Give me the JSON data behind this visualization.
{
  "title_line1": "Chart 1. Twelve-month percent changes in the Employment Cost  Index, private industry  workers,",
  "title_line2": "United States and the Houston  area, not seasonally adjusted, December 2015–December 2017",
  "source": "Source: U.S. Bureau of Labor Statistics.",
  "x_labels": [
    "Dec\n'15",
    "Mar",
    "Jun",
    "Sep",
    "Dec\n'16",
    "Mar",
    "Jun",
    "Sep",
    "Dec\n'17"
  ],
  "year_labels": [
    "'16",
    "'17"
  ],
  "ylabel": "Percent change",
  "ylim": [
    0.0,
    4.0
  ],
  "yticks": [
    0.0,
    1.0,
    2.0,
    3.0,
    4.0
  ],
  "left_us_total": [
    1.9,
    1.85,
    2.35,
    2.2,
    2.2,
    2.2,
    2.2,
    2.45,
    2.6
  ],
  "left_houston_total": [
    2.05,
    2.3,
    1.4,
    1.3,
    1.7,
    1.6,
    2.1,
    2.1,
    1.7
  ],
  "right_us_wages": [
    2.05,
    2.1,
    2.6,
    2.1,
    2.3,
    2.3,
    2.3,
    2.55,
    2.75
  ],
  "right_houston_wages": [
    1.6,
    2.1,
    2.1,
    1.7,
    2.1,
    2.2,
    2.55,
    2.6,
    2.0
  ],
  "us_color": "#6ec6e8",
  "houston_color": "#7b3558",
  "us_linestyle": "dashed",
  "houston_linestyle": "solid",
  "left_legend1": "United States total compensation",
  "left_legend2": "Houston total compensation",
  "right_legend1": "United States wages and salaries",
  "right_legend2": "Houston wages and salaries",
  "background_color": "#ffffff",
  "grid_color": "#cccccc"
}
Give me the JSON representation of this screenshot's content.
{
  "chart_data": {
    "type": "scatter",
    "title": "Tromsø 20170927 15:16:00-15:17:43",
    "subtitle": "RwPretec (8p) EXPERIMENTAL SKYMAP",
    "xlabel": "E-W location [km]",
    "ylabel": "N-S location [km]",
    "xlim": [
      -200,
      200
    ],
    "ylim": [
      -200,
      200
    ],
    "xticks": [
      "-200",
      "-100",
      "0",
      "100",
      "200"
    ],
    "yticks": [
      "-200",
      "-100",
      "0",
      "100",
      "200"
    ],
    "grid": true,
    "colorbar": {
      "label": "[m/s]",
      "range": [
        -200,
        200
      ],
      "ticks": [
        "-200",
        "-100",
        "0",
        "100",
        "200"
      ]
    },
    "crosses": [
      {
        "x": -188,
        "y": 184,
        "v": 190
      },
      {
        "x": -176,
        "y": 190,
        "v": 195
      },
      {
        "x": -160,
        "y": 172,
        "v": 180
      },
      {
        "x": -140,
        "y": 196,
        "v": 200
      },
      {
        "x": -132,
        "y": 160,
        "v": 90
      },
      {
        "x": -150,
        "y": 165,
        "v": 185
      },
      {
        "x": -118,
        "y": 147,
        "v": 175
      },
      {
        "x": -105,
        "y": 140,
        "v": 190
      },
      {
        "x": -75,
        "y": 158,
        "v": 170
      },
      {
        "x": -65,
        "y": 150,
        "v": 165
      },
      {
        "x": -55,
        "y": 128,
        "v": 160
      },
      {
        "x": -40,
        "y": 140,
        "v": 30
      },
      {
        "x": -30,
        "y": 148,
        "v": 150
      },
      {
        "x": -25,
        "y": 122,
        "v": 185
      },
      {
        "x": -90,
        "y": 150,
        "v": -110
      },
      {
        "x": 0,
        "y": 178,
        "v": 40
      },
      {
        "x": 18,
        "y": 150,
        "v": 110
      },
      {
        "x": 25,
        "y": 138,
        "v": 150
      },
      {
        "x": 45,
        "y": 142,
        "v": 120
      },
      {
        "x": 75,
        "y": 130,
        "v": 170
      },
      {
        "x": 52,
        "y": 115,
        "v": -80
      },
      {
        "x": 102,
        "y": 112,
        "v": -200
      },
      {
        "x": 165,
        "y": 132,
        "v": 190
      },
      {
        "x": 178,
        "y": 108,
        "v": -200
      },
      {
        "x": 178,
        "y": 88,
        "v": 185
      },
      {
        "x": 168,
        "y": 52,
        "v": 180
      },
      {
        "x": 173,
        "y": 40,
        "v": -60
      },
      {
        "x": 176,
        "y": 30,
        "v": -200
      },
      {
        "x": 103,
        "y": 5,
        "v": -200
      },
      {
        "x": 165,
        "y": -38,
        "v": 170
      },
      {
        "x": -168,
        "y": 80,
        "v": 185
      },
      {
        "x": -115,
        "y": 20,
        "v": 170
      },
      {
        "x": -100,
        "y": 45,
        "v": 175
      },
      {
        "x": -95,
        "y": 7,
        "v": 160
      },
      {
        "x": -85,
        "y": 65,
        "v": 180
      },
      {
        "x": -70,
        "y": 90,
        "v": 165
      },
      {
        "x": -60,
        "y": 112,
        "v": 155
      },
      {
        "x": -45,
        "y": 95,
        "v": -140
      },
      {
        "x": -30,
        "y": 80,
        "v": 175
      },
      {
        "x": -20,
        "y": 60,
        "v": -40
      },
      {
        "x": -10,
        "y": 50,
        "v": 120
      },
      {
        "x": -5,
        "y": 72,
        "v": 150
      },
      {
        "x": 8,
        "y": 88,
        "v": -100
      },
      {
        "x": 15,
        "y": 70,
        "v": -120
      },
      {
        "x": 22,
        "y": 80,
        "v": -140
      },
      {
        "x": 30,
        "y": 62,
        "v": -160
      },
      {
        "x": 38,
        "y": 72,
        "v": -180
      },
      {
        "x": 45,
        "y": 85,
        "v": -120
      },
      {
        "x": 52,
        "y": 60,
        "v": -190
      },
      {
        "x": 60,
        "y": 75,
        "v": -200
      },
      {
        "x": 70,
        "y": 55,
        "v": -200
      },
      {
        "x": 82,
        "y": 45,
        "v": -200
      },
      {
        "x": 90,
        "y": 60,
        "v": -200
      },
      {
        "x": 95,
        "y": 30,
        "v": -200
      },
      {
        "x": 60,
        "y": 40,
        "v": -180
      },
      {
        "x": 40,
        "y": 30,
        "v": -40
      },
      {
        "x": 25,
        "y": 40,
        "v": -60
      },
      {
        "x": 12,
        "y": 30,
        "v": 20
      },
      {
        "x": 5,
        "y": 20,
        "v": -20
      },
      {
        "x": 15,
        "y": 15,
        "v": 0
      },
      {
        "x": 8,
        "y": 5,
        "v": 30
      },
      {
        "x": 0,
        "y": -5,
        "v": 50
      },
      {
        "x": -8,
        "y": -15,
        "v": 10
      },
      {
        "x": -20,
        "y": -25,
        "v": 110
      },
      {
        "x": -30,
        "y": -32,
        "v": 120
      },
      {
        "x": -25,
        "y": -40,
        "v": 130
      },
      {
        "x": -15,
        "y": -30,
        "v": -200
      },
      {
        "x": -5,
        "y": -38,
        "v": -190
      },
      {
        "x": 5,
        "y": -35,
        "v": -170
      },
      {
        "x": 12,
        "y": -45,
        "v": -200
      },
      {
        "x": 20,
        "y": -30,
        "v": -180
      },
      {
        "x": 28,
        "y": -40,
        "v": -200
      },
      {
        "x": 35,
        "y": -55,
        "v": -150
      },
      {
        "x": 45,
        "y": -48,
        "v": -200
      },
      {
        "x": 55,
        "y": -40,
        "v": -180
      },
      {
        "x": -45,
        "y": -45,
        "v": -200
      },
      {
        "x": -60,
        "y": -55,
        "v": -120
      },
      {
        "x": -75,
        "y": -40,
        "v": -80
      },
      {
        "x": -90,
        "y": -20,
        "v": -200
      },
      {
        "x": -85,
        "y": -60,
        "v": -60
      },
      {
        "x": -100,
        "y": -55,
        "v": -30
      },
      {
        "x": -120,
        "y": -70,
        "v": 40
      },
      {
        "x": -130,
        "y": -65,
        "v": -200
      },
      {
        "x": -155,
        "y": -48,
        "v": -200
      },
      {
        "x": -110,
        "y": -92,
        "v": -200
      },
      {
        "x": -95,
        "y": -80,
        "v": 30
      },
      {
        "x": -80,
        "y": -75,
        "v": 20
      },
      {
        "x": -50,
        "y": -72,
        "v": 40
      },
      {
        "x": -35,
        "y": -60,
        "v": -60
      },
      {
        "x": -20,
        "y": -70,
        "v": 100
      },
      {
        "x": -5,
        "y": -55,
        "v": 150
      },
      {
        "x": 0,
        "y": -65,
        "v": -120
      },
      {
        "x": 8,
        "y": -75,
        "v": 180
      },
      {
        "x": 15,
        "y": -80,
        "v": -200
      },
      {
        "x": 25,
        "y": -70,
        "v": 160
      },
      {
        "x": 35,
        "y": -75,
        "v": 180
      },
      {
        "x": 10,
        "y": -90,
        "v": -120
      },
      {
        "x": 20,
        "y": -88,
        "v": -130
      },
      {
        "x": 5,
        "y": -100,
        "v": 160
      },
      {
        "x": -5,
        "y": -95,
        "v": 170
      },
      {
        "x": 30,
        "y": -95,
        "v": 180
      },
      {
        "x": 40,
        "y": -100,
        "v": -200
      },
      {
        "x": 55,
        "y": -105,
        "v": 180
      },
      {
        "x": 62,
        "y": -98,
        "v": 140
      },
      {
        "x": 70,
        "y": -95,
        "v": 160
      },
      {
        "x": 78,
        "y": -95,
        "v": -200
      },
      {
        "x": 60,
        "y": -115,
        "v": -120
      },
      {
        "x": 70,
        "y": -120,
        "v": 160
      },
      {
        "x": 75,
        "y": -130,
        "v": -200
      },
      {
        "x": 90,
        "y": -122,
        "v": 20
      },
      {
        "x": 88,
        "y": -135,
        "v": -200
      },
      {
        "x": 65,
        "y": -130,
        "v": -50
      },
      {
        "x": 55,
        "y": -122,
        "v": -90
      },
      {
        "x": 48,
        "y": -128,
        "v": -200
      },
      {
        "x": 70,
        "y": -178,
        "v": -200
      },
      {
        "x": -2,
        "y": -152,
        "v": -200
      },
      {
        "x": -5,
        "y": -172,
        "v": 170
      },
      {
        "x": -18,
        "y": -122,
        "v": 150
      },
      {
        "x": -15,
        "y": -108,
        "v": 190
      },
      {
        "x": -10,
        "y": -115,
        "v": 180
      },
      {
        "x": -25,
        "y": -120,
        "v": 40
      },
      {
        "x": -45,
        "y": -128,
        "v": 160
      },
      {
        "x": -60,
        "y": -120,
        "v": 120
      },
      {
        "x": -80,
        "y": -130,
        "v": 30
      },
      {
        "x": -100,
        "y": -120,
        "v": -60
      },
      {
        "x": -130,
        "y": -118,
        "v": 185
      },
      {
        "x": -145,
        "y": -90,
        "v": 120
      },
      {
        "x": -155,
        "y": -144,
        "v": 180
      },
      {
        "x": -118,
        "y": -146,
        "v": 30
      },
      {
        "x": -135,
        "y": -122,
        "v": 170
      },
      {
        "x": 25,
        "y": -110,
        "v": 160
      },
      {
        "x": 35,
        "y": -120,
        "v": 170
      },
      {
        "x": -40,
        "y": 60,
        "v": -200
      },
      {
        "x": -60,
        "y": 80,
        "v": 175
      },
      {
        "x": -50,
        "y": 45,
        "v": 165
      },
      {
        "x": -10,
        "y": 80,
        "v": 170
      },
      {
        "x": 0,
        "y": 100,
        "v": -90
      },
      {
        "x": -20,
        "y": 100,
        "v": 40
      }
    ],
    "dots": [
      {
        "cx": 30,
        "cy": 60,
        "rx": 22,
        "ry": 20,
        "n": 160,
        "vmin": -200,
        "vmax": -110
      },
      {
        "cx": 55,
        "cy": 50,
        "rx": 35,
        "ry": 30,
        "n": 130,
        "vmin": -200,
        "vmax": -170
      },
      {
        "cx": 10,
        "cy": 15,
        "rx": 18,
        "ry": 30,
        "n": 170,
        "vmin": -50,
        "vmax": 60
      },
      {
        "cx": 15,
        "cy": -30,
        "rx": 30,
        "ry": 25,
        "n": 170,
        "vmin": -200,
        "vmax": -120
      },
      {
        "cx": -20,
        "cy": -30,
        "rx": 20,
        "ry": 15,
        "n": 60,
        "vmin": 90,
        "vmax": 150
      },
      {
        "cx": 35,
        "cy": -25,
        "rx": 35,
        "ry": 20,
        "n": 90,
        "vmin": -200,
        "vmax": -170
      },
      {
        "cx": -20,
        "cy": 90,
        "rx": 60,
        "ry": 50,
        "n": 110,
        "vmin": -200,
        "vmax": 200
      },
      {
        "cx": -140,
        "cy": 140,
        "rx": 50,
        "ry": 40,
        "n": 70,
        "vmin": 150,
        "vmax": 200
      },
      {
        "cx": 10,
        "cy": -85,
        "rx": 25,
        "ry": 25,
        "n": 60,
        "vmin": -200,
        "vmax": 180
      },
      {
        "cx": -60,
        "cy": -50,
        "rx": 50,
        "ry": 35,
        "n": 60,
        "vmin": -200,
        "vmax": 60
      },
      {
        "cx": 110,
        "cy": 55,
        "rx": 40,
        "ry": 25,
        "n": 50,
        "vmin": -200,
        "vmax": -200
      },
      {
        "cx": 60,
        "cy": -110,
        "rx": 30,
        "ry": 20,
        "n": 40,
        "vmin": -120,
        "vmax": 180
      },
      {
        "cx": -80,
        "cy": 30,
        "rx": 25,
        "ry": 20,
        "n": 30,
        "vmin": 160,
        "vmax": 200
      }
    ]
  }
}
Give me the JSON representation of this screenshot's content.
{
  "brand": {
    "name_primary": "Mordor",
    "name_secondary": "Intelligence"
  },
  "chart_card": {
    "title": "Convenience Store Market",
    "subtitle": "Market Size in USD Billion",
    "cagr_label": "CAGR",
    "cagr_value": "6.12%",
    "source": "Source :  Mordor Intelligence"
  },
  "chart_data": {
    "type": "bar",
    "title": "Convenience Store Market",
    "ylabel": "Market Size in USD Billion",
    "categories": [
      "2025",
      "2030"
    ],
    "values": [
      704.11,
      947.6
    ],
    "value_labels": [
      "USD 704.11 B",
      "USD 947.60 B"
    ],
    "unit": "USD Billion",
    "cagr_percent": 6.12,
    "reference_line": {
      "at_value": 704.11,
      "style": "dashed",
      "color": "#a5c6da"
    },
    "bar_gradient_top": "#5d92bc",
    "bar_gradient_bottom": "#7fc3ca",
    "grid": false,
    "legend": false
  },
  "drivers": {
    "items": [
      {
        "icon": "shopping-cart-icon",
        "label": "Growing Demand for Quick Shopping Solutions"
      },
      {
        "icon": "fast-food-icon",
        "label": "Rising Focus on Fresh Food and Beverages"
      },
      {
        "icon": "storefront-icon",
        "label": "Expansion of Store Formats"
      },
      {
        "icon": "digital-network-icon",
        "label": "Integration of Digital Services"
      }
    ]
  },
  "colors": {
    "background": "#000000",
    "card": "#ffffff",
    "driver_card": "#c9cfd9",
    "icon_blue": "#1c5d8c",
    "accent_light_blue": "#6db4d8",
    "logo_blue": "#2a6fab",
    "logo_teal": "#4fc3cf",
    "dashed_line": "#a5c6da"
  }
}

————————

*Work to be completed:* Determine how many lines of the data contain "compensation" and give nothing but that number.

*Result:* 2